▶ [TASKS AND EXERCISES]
(1) Answer these questions from the court opinion, one answer per line and marked like the questions:
(a) Which justice delivered the opinion of the court?
(b) In what amount did the Policy cover the Harwood Heights property?
(c) On what date did Giovanni Butera assign his interest to Paul and Joseph Butera?
(2) List every full calendar date (month, day and year) that appears in the court opinion.
(3) Reproduce the court opinion word for word, from "Appeal from the" down to "favor of ATG.".

Appeal from the Circuit Court of Cook County. No. 98-CH-6000 Honorable Albert Green, Judge Presiding.

The opinion of the court was delivered by: Justice Theis

Joseph Butera and Paul Butera (the Buteras) filed an action for declaratory judgment, seeking a binding declaration that the Buteras were "insureds" under the title insurance policy issued by the Attorneys' Title Guaranty Fund, Inc. (ATG), and to hold ATG liable for the back property taxes on the property at issue. On cross-motions for summary judgment, the circuit court granted judgment in favor of ATG.

On appeal, the Buteras raise two issues: (1) whether the Buteras, as beneficiaries of a land trust that is covered by an owner title insurance policy naming the trustee of the trust as the insured, are also insured under the language of the policy after conveying the property to a corporation for no consideration and then again conveying the property to the corporation's sole shareholders, the beneficiaries individually, for no consideration; and (2) whether the beneficiaries under a land trust "retain an estate or interest in land" for continued policy coverage after the two conveyances of the property. After careful review, we affirm.

On March 11, 1968, Joseph Butera, Paul Butera and Giovanni Butera executed a trust agreement with the Chicago Title and Trust Company, trust No. 51843 (Trust), in connection with the ownership of certain real estate. Pursuant to the trust agreement, Joseph, Paul and Giovanni Butera were the beneficiaries under the Trust. Giovanni Butera assigned his interest to Paul and Joseph Butera on February 1, 1974, and is now deceased. On July 1, 1986, pursuant to a trustee's deed, the Trust became the legal titleholder of property commonly known as 4716 North Nagle Avenue, Harwood Heights, Illinois (Harwood Heights property). On July 11, 1986, ATG issued an owner title insurance policy, policy No. 2029762 (the Policy), covering the property at issue in Harwood Heights in the amount of $937,500. The policy named the trustee of the Trust, "Chicago Title and Trust Co.," as the insured.

▶ [DATA PROVIDED]

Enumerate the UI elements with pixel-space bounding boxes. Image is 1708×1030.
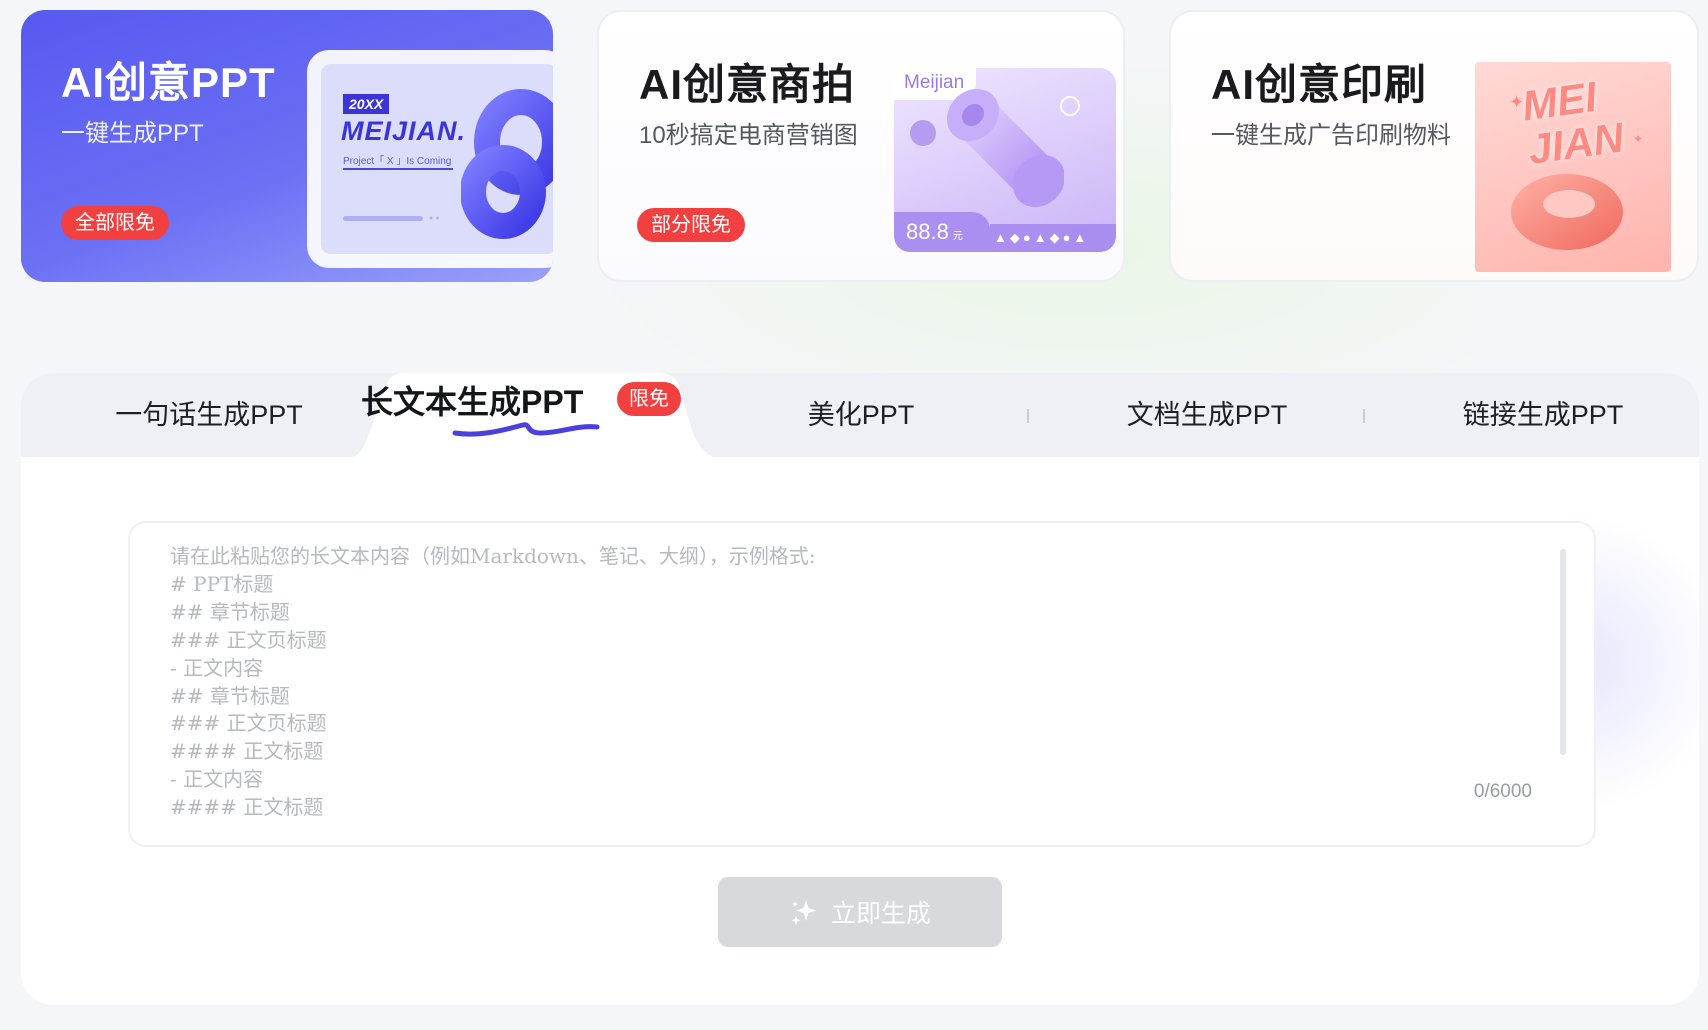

▶ [ANSWERS FOR THE EXERCISE]
(1)
(a) Justice Theis
(b) $937,500
(c) February 1, 1974

(2)
March 11, 1968
February 1, 1974
July 1, 1986
July 11, 1986

(3)
Appeal from the Circuit Court of Cook County. No. 98-CH-6000 Honorable Albert Green, Judge Presiding.

The opinion of the court was delivered by: Justice Theis

Joseph Butera and Paul Butera (the Buteras) filed an action for declaratory judgment, seeking a binding declaration that the Buteras were "insureds" under the title insurance policy issued by the Attorneys' Title Guaranty Fund, Inc. (ATG), and to hold ATG liable for the back property taxes on the property at issue. On cross-motions for summary judgment, the circuit court granted judgment in favor of ATG.